SET EXERCISE: Please recast the records below as a Markdown table with the columns "Row" and "Line", starting with the line that contains "hero-title-line-3: ARY: [847, 498, 1031, 596]" and going on through the line that contains "site-logo[interactable]: [6, 4, 92, 60]". Number each row, and leave out blank lines.

··· DATA EXCERPTS ···

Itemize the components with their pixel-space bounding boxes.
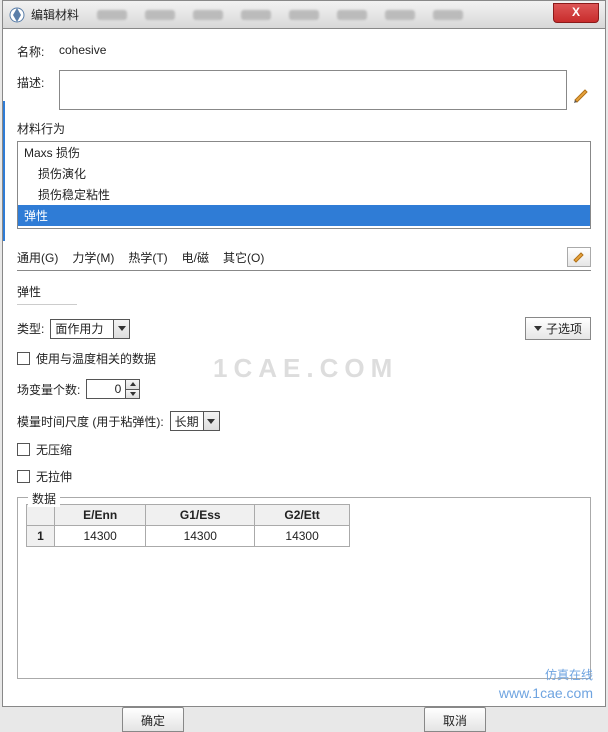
row-num-header — [27, 505, 55, 526]
name-label: 名称: — [17, 39, 59, 60]
behavior-item[interactable]: Maxs 损伤 — [18, 142, 590, 163]
table-row[interactable]: 1 14300 14300 14300 — [27, 526, 350, 547]
tab-general[interactable]: 通用(G) — [17, 249, 58, 266]
behavior-label: 材料行为 — [17, 120, 591, 137]
app-icon — [9, 7, 25, 23]
desc-label: 描述: — [17, 70, 59, 91]
data-group: 数据 E/Enn G1/Ess G2/Ett 1 14300 14300 143… — [17, 497, 591, 679]
type-value: 面作用力 — [55, 320, 103, 337]
suboptions-button[interactable]: 子选项 — [525, 317, 591, 340]
col-header: E/Enn — [55, 505, 146, 526]
chevron-down-icon — [113, 320, 129, 338]
behavior-item-selected[interactable]: 弹性 — [18, 205, 590, 226]
tabs-row: 通用(G) 力学(M) 热学(T) 电/磁 其它(O) — [17, 247, 591, 271]
table-header-row: E/Enn G1/Ess G2/Ett — [27, 505, 350, 526]
data-legend: 数据 — [28, 490, 60, 507]
col-header: G1/Ess — [146, 505, 255, 526]
behavior-item[interactable]: 损伤稳定粘性 — [18, 184, 590, 205]
type-select[interactable]: 面作用力 — [50, 319, 130, 339]
field-vars-value: 0 — [87, 380, 125, 398]
table-cell[interactable]: 14300 — [146, 526, 255, 547]
description-input[interactable] — [59, 70, 567, 110]
close-button[interactable]: X — [553, 3, 599, 23]
row-number: 1 — [27, 526, 55, 547]
table-cell[interactable]: 14300 — [55, 526, 146, 547]
table-cell[interactable]: 14300 — [255, 526, 350, 547]
suboptions-label: 子选项 — [546, 320, 582, 337]
tab-other[interactable]: 其它(O) — [223, 249, 264, 266]
tab-thermal[interactable]: 热学(T) — [128, 249, 167, 266]
window-title: 编辑材料 — [31, 6, 79, 23]
spinner-down-icon[interactable] — [126, 390, 139, 399]
elastic-heading: 弹性 — [17, 283, 77, 305]
tab-mechanics[interactable]: 力学(M) — [72, 249, 114, 266]
pencil-icon — [572, 250, 586, 264]
col-header: G2/Ett — [255, 505, 350, 526]
behavior-list[interactable]: Maxs 损伤 损伤演化 损伤稳定粘性 弹性 — [17, 141, 591, 229]
data-table[interactable]: E/Enn G1/Ess G2/Ett 1 14300 14300 14300 — [26, 504, 350, 547]
temp-data-label: 使用与温度相关的数据 — [36, 350, 156, 367]
no-tension-checkbox[interactable] — [17, 470, 30, 483]
tab-em[interactable]: 电/磁 — [182, 249, 209, 266]
no-compression-label: 无压缩 — [36, 441, 72, 458]
type-label: 类型: — [17, 320, 44, 337]
no-compression-checkbox[interactable] — [17, 443, 30, 456]
temp-data-checkbox[interactable] — [17, 352, 30, 365]
titlebar: 编辑材料 X — [3, 1, 605, 29]
chevron-down-icon — [203, 412, 219, 430]
ok-button[interactable]: 确定 — [122, 707, 184, 732]
edit-tabs-button[interactable] — [567, 247, 591, 267]
name-value: cohesive — [59, 39, 106, 57]
field-vars-label: 场变量个数: — [17, 381, 80, 398]
field-vars-spinner[interactable]: 0 — [86, 379, 140, 399]
cancel-button[interactable]: 取消 — [424, 707, 486, 732]
edit-description-icon[interactable] — [573, 86, 591, 104]
no-tension-label: 无拉伸 — [36, 468, 72, 485]
left-edge-marker — [3, 101, 5, 241]
modulus-time-value: 长期 — [175, 413, 199, 430]
menubar-placeholder — [97, 10, 463, 20]
modulus-time-label: 模量时间尺度 (用于粘弹性): — [17, 413, 164, 430]
modulus-time-select[interactable]: 长期 — [170, 411, 220, 431]
behavior-item[interactable]: 损伤演化 — [18, 163, 590, 184]
spinner-up-icon[interactable] — [126, 380, 139, 390]
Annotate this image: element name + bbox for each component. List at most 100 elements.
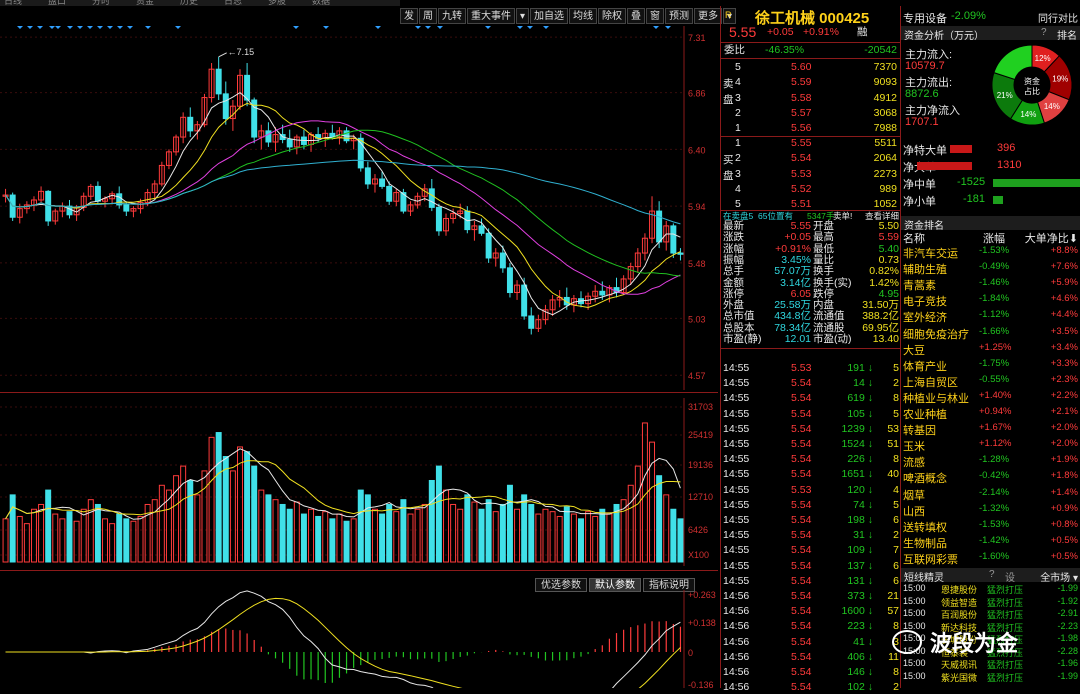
volume-bar[interactable]: [435, 465, 442, 563]
volume-bar[interactable]: [514, 508, 521, 563]
volume-bar[interactable]: [492, 511, 499, 563]
event-marker-icon[interactable]: [653, 26, 659, 29]
event-marker-icon[interactable]: [323, 26, 329, 29]
volume-bar[interactable]: [485, 499, 492, 563]
volume-bar[interactable]: [315, 515, 322, 563]
peer-compare-button[interactable]: 同行对比: [1038, 10, 1078, 25]
rank-sector-name[interactable]: 转基因: [903, 422, 936, 438]
rank-sector-name[interactable]: 玉米: [903, 438, 925, 454]
volume-bar[interactable]: [379, 513, 386, 563]
rank-sector-name[interactable]: 流感: [903, 454, 925, 470]
volume-bar[interactable]: [59, 518, 66, 563]
event-marker-icon[interactable]: [415, 26, 421, 29]
volume-bar[interactable]: [464, 494, 471, 563]
volume-bar[interactable]: [272, 499, 279, 563]
event-marker-icon[interactable]: [55, 26, 61, 29]
rank-sector-name[interactable]: 上海自贸区: [903, 374, 958, 390]
top-tab[interactable]: 日线: [4, 0, 22, 7]
volume-bar[interactable]: [414, 508, 421, 563]
top-tab[interactable]: 数据: [312, 0, 330, 7]
sector-name[interactable]: 专用设备: [903, 10, 947, 26]
candle-body[interactable]: [656, 210, 663, 243]
event-marker-icon[interactable]: [485, 26, 491, 29]
volume-bar[interactable]: [528, 503, 535, 563]
elf-market-select[interactable]: 全市场 ▾: [1040, 569, 1078, 584]
volume-bar[interactable]: [66, 511, 73, 563]
event-marker-icon[interactable]: [425, 26, 431, 29]
event-marker-icon[interactable]: [17, 26, 23, 29]
volume-bar[interactable]: [187, 479, 194, 563]
toolbar-button-5[interactable]: 加自选: [530, 8, 569, 24]
volume-bar[interactable]: [350, 518, 357, 563]
event-marker-icon[interactable]: [97, 26, 103, 29]
volume-bar[interactable]: [499, 503, 506, 563]
elf-stock[interactable]: 百润股份: [941, 608, 977, 621]
top-tab[interactable]: 分时: [92, 0, 110, 7]
candle-body[interactable]: [521, 284, 528, 317]
candle-body[interactable]: [45, 190, 52, 222]
volume-bar[interactable]: [80, 508, 87, 563]
volume-bar[interactable]: [265, 494, 272, 563]
volume-bar[interactable]: [279, 503, 286, 563]
help-icon[interactable]: ?: [1041, 27, 1047, 38]
event-marker-icon[interactable]: [37, 26, 43, 29]
volume-bar[interactable]: [9, 494, 16, 563]
elf-settings-icon[interactable]: 设: [1005, 569, 1015, 584]
volume-bar[interactable]: [450, 503, 457, 563]
volume-bar[interactable]: [293, 501, 300, 563]
elf-stock[interactable]: 恩捷股份: [941, 583, 977, 596]
event-marker-icon[interactable]: [175, 26, 181, 29]
candle-body[interactable]: [286, 139, 293, 148]
volume-bar[interactable]: [400, 499, 407, 563]
volume-bar[interactable]: [87, 499, 94, 563]
candle-body[interactable]: [244, 74, 251, 101]
candle-body[interactable]: [528, 315, 535, 329]
volume-bar[interactable]: [229, 470, 236, 563]
volume-bar[interactable]: [208, 436, 215, 563]
rank-sector-name[interactable]: 烟草: [903, 487, 925, 503]
top-tab[interactable]: 资金: [136, 0, 154, 7]
candle-body[interactable]: [599, 290, 606, 296]
candle-body[interactable]: [506, 267, 513, 294]
event-marker-icon[interactable]: [527, 26, 533, 29]
rank-col-name[interactable]: 名称: [903, 230, 925, 246]
candle-body[interactable]: [123, 204, 130, 212]
rank-sector-name[interactable]: 大豆: [903, 342, 925, 358]
volume-bar[interactable]: [428, 479, 435, 563]
top-tab[interactable]: 多股: [268, 0, 286, 7]
event-marker-icon[interactable]: [145, 26, 151, 29]
event-marker-icon[interactable]: [107, 26, 113, 29]
event-marker-icon[interactable]: [117, 26, 123, 29]
event-marker-icon[interactable]: [77, 26, 83, 29]
toolbar-button-6[interactable]: 均线: [569, 8, 598, 24]
volume-bar[interactable]: [300, 513, 307, 563]
candle-body[interactable]: [379, 178, 386, 187]
volume-bar[interactable]: [585, 511, 592, 563]
event-marker-icon[interactable]: [27, 26, 33, 29]
volume-bar[interactable]: [371, 508, 378, 563]
event-marker-icon[interactable]: [375, 26, 381, 29]
rank-sector-name[interactable]: 细胞免疫治疗: [903, 326, 969, 342]
candle-body[interactable]: [485, 232, 492, 259]
volume-bar[interactable]: [677, 518, 684, 563]
kline-chart[interactable]: 7.31 6.86 6.40 5.94 5.48 5.03 4.57 ←7.15: [0, 26, 718, 390]
indicator-chart[interactable]: +0.263 +0.138 0 -0.136: [0, 590, 718, 688]
event-marker-icon[interactable]: [293, 26, 299, 29]
event-marker-icon[interactable]: [49, 26, 55, 29]
volume-bar[interactable]: [116, 513, 123, 563]
toolbar-button-3[interactable]: 重大事件: [467, 8, 515, 24]
top-tab[interactable]: 历史: [180, 0, 198, 7]
event-marker-icon[interactable]: [127, 26, 133, 29]
toolbar-button-0[interactable]: 发: [400, 8, 418, 24]
volume-bar[interactable]: [393, 511, 400, 563]
candle-body[interactable]: [386, 185, 393, 202]
volume-bar[interactable]: [443, 489, 449, 563]
candle-body[interactable]: [364, 167, 371, 185]
event-marker-icon[interactable]: [543, 26, 549, 29]
rank-sector-name[interactable]: 青蒿素: [903, 277, 936, 293]
elf-stock[interactable]: 紫光国微: [941, 671, 977, 684]
candle-body[interactable]: [478, 225, 485, 234]
volume-bar[interactable]: [663, 494, 670, 563]
volume-bar[interactable]: [109, 523, 116, 563]
volume-bar[interactable]: [194, 494, 201, 563]
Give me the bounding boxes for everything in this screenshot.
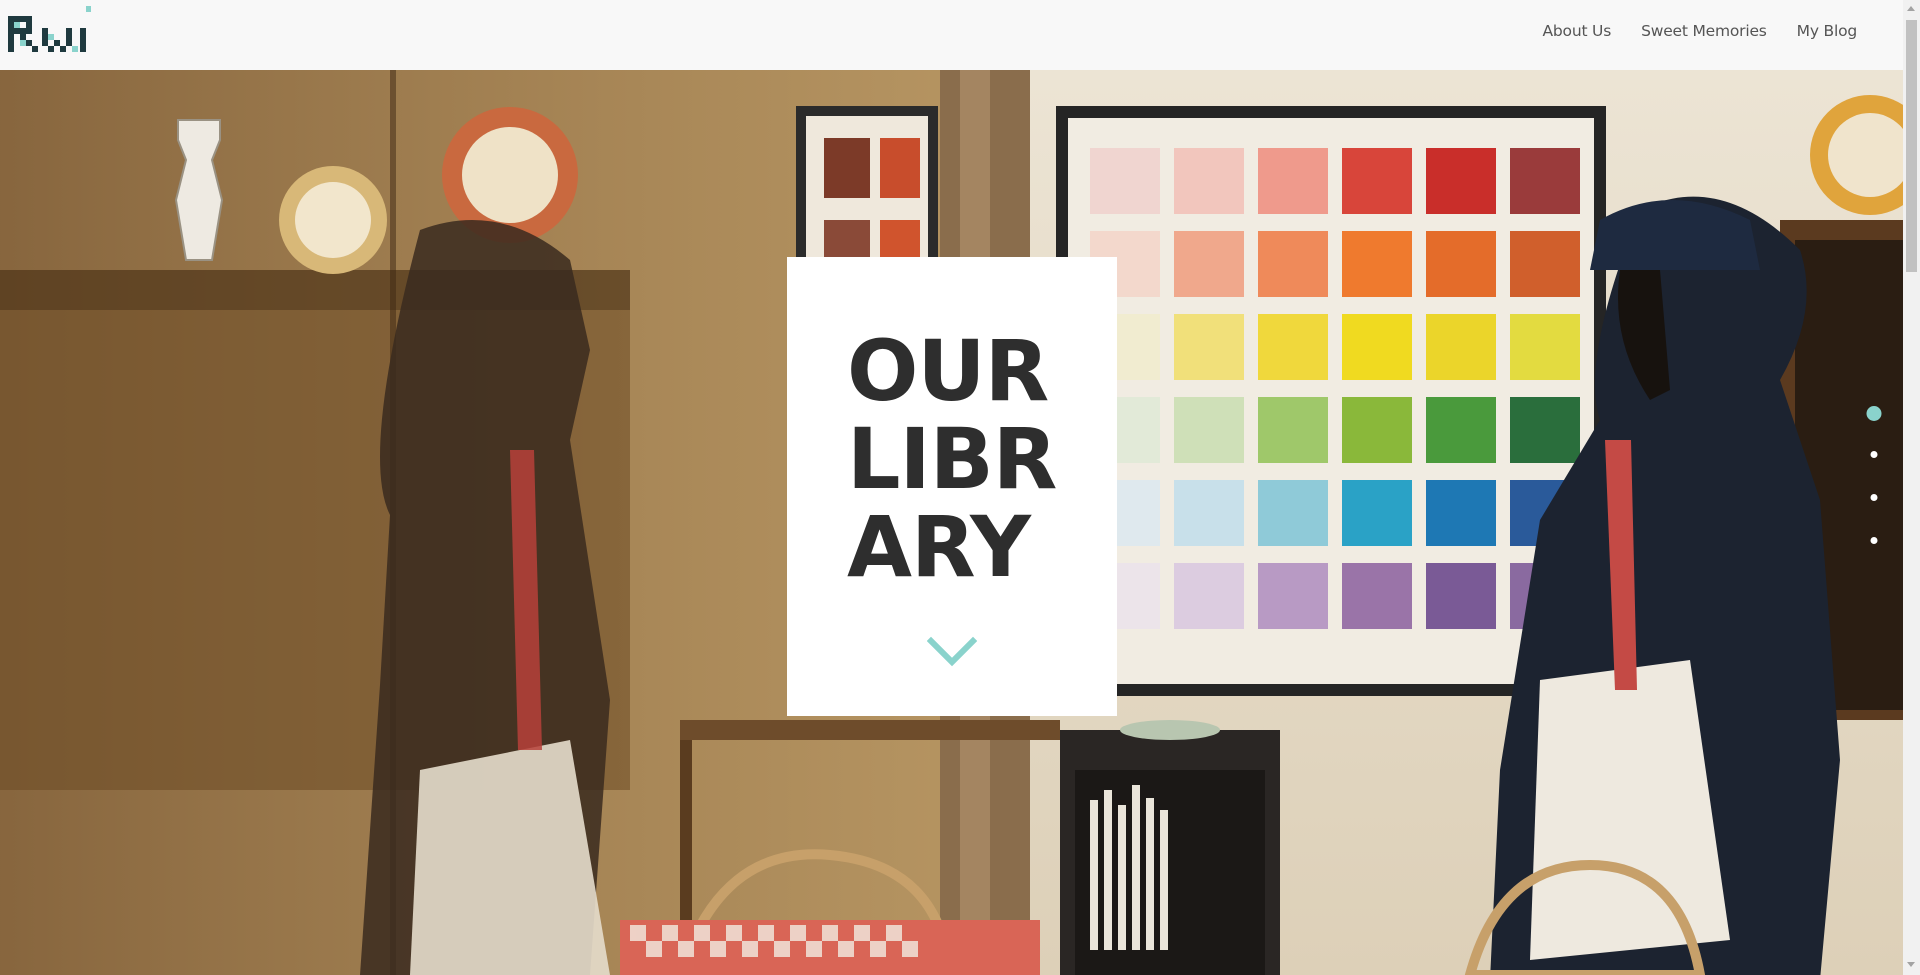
hero-title-line-3: ARY: [847, 498, 1031, 596]
main-nav: About Us Sweet Memories My Blog: [1543, 22, 1858, 40]
color-tile: [1510, 314, 1580, 380]
color-tile: [1426, 148, 1496, 214]
slide-dot-2[interactable]: [1870, 451, 1878, 458]
color-tile: [1174, 397, 1244, 463]
color-tile: [1426, 397, 1496, 463]
color-tile: [1258, 397, 1328, 463]
scroll-down-arrow[interactable]: [1907, 962, 1915, 967]
site-logo[interactable]: [6, 4, 92, 60]
nav-my-blog[interactable]: My Blog: [1797, 22, 1858, 40]
slide-dot-3[interactable]: [1870, 494, 1878, 501]
color-tile: [1342, 397, 1412, 463]
scroll-thumb[interactable]: [1906, 20, 1917, 272]
color-tile: [1342, 314, 1412, 380]
color-tile: [1258, 314, 1328, 380]
color-tile: [1342, 480, 1412, 546]
top-bar: About Us Sweet Memories My Blog: [0, 0, 1903, 70]
color-tile: [1510, 397, 1580, 463]
slide-dot-4[interactable]: [1870, 537, 1878, 544]
nav-sweet-memories[interactable]: Sweet Memories: [1641, 22, 1767, 40]
color-tile: [1258, 563, 1328, 629]
nav-about-us[interactable]: About Us: [1543, 22, 1612, 40]
hero-title-card: OUR LIBR ARY: [787, 257, 1117, 716]
page: About Us Sweet Memories My Blog OUR LIBR…: [0, 0, 1920, 975]
color-tile: [1426, 563, 1496, 629]
color-tile: [1174, 231, 1244, 297]
color-tile: [1258, 231, 1328, 297]
color-tile: [1090, 148, 1160, 214]
hero-title-line-2: LIBR: [847, 410, 1057, 508]
color-tile: [1174, 563, 1244, 629]
scroll-up-arrow[interactable]: [1907, 6, 1915, 11]
color-tile: [1426, 231, 1496, 297]
slide-dot-1[interactable]: [1866, 406, 1882, 421]
page-scrollbar[interactable]: [1903, 0, 1920, 975]
color-tile: [1258, 480, 1328, 546]
color-tile: [1174, 480, 1244, 546]
color-tile: [1510, 148, 1580, 214]
color-tile: [1174, 314, 1244, 380]
color-tile: [1342, 148, 1412, 214]
color-tile: [1258, 148, 1328, 214]
color-tile: [1174, 148, 1244, 214]
color-tile: [1426, 314, 1496, 380]
color-tile: [1426, 480, 1496, 546]
color-tile: [1342, 231, 1412, 297]
chevron-down-icon[interactable]: [927, 635, 977, 669]
hero-title-line-1: OUR: [847, 322, 1049, 420]
color-tile: [1510, 231, 1580, 297]
color-tile: [1342, 563, 1412, 629]
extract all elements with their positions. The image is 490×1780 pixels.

···

TASK RESULT:
| Row | Line |
|---|---|
| 1 | hero-title-line-3: ARY: [847, 498, 1031, 596] |
| 2 | main-nav: About Us Sweet Memories My Blog: [1543, 22, 1858, 40] |
| 3 | color-tile: [1510, 314, 1580, 380] |
| 4 | color-tile: [1426, 148, 1496, 214] |
| 5 | slide-dot-2[interactable]: [1870, 451, 1878, 458] |
| 6 | color-tile: [1174, 397, 1244, 463] |
| 7 | color-tile: [1426, 397, 1496, 463] |
| 8 | color-tile: [1258, 397, 1328, 463] |
| 9 | scroll-down-arrow[interactable]: [1907, 962, 1915, 967] |
| 10 | site-logo[interactable]: [6, 4, 92, 60] |